TEXT EXTRACT ::
Addendum in case anyone is looking for a software solution:
I stumbled upon this problem, and needed a Pythonic solution to list all of the allowed arrangements. This is the solution I got by reformatting code from Ben Paul Thurston:
def stars_and_bars(num_objects_remaining, num_bins_remaining, filled_bins=()):
"""
The Stars and Bars (https://en.wikipedia.org/wiki/Stars_and_bars_(combinatorics)) problem can be thought of as
1. Putting m-1 bars ("|") in amongst a row of n stars
OR
2. Putting n balls into m bins.
This program lists all the possible combinations by doing so.
"""
if num_bins_remaining > 1:
# case 1: more than one bins left
novel_arrangement = [] # receptacle to contain newly generated arrangements.
for num_distributed_to_the_next_bin in range(0, num_objects_remaining + 1):
# try putting in anything between 0 to num_objects_remaining of objects into the next bin.

EXERCISE DIRECTIONS :: Write the next part of the stars and bars Python post, starting right after its last line.

SUPPLIED MATERIAL ::

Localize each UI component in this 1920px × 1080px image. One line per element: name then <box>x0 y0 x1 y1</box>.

RIGHT ANSWER ::
novel_arrangement.extend(
stars_and_bars(
num_objects_remaining - num_distributed_to_the_next_bin,
num_bins_remaining - 1,
filled_bins=filled_bins + (num_distributed_to_the_next_bin,),
)
# one or multiple tuple enclosed in a list
)
return novel_arrangement
else:
# case 2: reached last bin. Termintae recursion.
# return a single tuple enclosed in a list.
return [
filled_bins + (num_objects_remaining,),
]
So for example, if you'd like to list all the ways to write $N=6$-tuple of nonnegative integers such that they sum up to $M=10$, you can call the function
print(stars_and_bars(10, 6))